***** EXTRACTED DATA
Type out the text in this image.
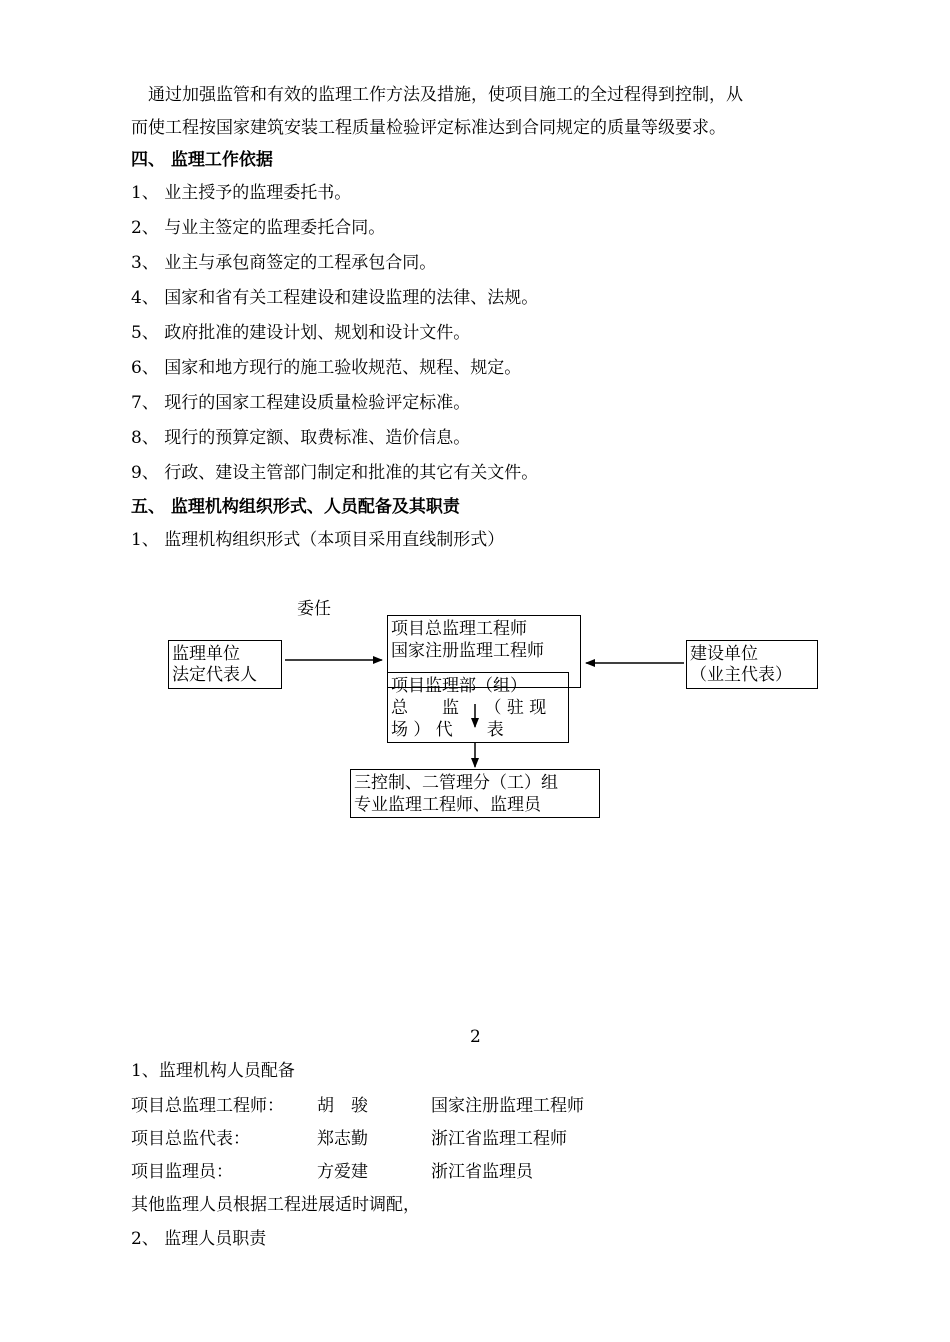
通过加强监管和有效的监理工作方法及措施，使项目施工的全过程得到控制，从
而使工程按国家建筑安装工程质量检验评定标准达到合同规定的质量等级要求。
四、 监理工作依据
1、 业主授予的监理委托书。
2、 与业主签定的监理委托合同。
3、 业主与承包商签定的工程承包合同。
4、 国家和省有关工程建设和建设监理的法律、法规。
5、 政府批准的建设计划、规划和设计文件。
6、 国家和地方现行的施工验收规范、规程、规定。
7、 现行的国家工程建设质量检验评定标准。
8、 现行的预算定额、取费标准、造价信息。
9、 行政、建设主管部门制定和批准的其它有关文件。
五、 监理机构组织形式、人员配备及其职责
1、 监理机构组织形式（本项目采用直线制形式）
委任
监理单位
法定代表人
项目总监理工程师
国家注册监理工程师	建设单位
（业主代表）
项目监理部（组）
总　　监　　（ 驻 现
场 ） 代　　表
三控制、二管理分（工）组
专业监理工程师、监理员
2
1、监理机构人员配备
项目总监理工程师： 胡　骏	国家注册监理工程师
项目总监代表：	郑志勤	浙江省监理工程师
项目监理员：	方爱建	浙江省监理员
其他监理人员根据工程进展适时调配，
2、 监理人员职责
**********
■ GIVEN PROBLEM
Copy the records word for word, leaving no picture in the copy.

■ SOLUTION FOR THIS EXERCISE
Type out the text in this image.
通过加强监管和有效的监理工作方法及措施，使项目施工的全过程得到控制，从
而使工程按国家建筑安装工程质量检验评定标准达到合同规定的质量等级要求。
四、 监理工作依据
1、 业主授予的监理委托书。
2、 与业主签定的监理委托合同。
3、 业主与承包商签定的工程承包合同。
4、 国家和省有关工程建设和建设监理的法律、法规。
5、 政府批准的建设计划、规划和设计文件。
6、 国家和地方现行的施工验收规范、规程、规定。
7、 现行的国家工程建设质量检验评定标准。
8、 现行的预算定额、取费标准、造价信息。
9、 行政、建设主管部门制定和批准的其它有关文件。
五、 监理机构组织形式、人员配备及其职责
1、 监理机构组织形式（本项目采用直线制形式）
委任
监理单位
法定代表人
项目总监理工程师
国家注册监理工程师	建设单位
（业主代表）
项目监理部（组）
总　　监　　（ 驻 现
场 ） 代　　表
三控制、二管理分（工）组
专业监理工程师、监理员
2
1、监理机构人员配备
项目总监理工程师： 胡　骏	国家注册监理工程师
项目总监代表：	郑志勤	浙江省监理工程师
项目监理员：	方爱建	浙江省监理员
其他监理人员根据工程进展适时调配，
2、 监理人员职责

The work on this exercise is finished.